* [WHAT TO WORK ON]: Can you output the records below exactly as they are written?
Begin MATERIALS PROVIDED
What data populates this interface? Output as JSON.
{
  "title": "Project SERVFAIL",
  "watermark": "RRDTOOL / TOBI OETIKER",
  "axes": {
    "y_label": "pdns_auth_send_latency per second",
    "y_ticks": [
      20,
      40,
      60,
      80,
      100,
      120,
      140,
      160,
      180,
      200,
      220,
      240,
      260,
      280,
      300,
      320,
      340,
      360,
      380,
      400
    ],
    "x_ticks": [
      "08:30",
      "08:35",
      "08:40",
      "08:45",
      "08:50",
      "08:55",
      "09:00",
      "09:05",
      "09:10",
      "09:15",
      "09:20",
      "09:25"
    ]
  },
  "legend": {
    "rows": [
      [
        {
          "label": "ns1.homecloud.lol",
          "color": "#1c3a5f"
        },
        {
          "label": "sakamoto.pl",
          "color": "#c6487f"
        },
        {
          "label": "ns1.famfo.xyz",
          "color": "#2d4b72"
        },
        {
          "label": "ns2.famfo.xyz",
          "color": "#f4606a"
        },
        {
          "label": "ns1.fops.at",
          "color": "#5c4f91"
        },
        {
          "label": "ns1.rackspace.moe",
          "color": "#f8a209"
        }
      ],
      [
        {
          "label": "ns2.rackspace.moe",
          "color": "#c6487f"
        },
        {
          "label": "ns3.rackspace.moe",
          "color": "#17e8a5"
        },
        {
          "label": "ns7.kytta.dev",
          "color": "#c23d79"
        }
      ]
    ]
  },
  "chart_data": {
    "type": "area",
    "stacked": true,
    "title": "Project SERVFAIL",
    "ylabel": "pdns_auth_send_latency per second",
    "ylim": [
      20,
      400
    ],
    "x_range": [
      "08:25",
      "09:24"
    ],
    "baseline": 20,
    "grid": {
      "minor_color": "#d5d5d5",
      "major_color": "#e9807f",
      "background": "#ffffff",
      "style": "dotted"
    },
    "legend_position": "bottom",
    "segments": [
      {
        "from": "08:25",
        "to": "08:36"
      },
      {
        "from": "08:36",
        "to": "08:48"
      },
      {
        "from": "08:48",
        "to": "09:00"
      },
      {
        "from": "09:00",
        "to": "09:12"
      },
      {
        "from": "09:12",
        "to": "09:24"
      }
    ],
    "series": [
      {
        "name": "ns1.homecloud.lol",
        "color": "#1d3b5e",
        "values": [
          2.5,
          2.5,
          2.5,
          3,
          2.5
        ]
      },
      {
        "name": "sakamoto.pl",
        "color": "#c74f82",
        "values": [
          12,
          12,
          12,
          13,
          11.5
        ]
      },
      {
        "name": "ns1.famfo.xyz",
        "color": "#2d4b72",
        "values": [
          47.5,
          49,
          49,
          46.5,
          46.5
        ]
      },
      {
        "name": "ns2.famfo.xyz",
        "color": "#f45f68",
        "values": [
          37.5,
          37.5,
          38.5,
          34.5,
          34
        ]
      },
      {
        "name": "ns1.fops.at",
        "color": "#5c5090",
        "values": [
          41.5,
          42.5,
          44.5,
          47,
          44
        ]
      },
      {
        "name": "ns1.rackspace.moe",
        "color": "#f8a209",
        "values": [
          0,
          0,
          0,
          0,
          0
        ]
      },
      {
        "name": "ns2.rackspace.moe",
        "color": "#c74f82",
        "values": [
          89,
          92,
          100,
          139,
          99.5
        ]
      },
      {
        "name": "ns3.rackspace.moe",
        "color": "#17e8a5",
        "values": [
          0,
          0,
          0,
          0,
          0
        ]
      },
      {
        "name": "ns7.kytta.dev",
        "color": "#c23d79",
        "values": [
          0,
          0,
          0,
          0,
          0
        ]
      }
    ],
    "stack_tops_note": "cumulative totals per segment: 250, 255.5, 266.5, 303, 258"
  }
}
End MATERIALS PROVIDED
* [RESULT BELOW]:
What data populates this interface? Output as JSON.
{
  "title": "Project SERVFAIL",
  "watermark": "RRDTOOL / TOBI OETIKER",
  "axes": {
    "y_label": "pdns_auth_send_latency per second",
    "y_ticks": [
      20,
      40,
      60,
      80,
      100,
      120,
      140,
      160,
      180,
      200,
      220,
      240,
      260,
      280,
      300,
      320,
      340,
      360,
      380,
      400
    ],
    "x_ticks": [
      "08:30",
      "08:35",
      "08:40",
      "08:45",
      "08:50",
      "08:55",
      "09:00",
      "09:05",
      "09:10",
      "09:15",
      "09:20",
      "09:25"
    ]
  },
  "legend": {
    "rows": [
      [
        {
          "label": "ns1.homecloud.lol",
          "color": "#1c3a5f"
        },
        {
          "label": "sakamoto.pl",
          "color": "#c6487f"
        },
        {
          "label": "ns1.famfo.xyz",
          "color": "#2d4b72"
        },
        {
          "label": "ns2.famfo.xyz",
          "color": "#f4606a"
        },
        {
          "label": "ns1.fops.at",
          "color": "#5c4f91"
        },
        {
          "label": "ns1.rackspace.moe",
          "color": "#f8a209"
        }
      ],
      [
        {
          "label": "ns2.rackspace.moe",
          "color": "#c6487f"
        },
        {
          "label": "ns3.rackspace.moe",
          "color": "#17e8a5"
        },
        {
          "label": "ns7.kytta.dev",
          "color": "#c23d79"
        }
      ]
    ]
  },
  "chart_data": {
    "type": "area",
    "stacked": true,
    "title": "Project SERVFAIL",
    "ylabel": "pdns_auth_send_latency per second",
    "ylim": [
      20,
      400
    ],
    "x_range": [
      "08:25",
      "09:24"
    ],
    "baseline": 20,
    "grid": {
      "minor_color": "#d5d5d5",
      "major_color": "#e9807f",
      "background": "#ffffff",
      "style": "dotted"
    },
    "legend_position": "bottom",
    "segments": [
      {
        "from": "08:25",
        "to": "08:36"
      },
      {
        "from": "08:36",
        "to": "08:48"
      },
      {
        "from": "08:48",
        "to": "09:00"
      },
      {
        "from": "09:00",
        "to": "09:12"
      },
      {
        "from": "09:12",
        "to": "09:24"
      }
    ],
    "series": [
      {
        "name": "ns1.homecloud.lol",
        "color": "#1d3b5e",
        "values": [
          2.5,
          2.5,
          2.5,
          3,
          2.5
        ]
      },
      {
        "name": "sakamoto.pl",
        "color": "#c74f82",
        "values": [
          12,
          12,
          12,
          13,
          11.5
        ]
      },
      {
        "name": "ns1.famfo.xyz",
        "color": "#2d4b72",
        "values": [
          47.5,
          49,
          49,
          46.5,
          46.5
        ]
      },
      {
        "name": "ns2.famfo.xyz",
        "color": "#f45f68",
        "values": [
          37.5,
          37.5,
          38.5,
          34.5,
          34
        ]
      },
      {
        "name": "ns1.fops.at",
        "color": "#5c5090",
        "values": [
          41.5,
          42.5,
          44.5,
          47,
          44
        ]
      },
      {
        "name": "ns1.rackspace.moe",
        "color": "#f8a209",
        "values": [
          0,
          0,
          0,
          0,
          0
        ]
      },
      {
        "name": "ns2.rackspace.moe",
        "color": "#c74f82",
        "values": [
          89,
          92,
          100,
          139,
          99.5
        ]
      },
      {
        "name": "ns3.rackspace.moe",
        "color": "#17e8a5",
        "values": [
          0,
          0,
          0,
          0,
          0
        ]
      },
      {
        "name": "ns7.kytta.dev",
        "color": "#c23d79",
        "values": [
          0,
          0,
          0,
          0,
          0
        ]
      }
    ],
    "stack_tops_note": "cumulative totals per segment: 250, 255.5, 266.5, 303, 258"
  }
}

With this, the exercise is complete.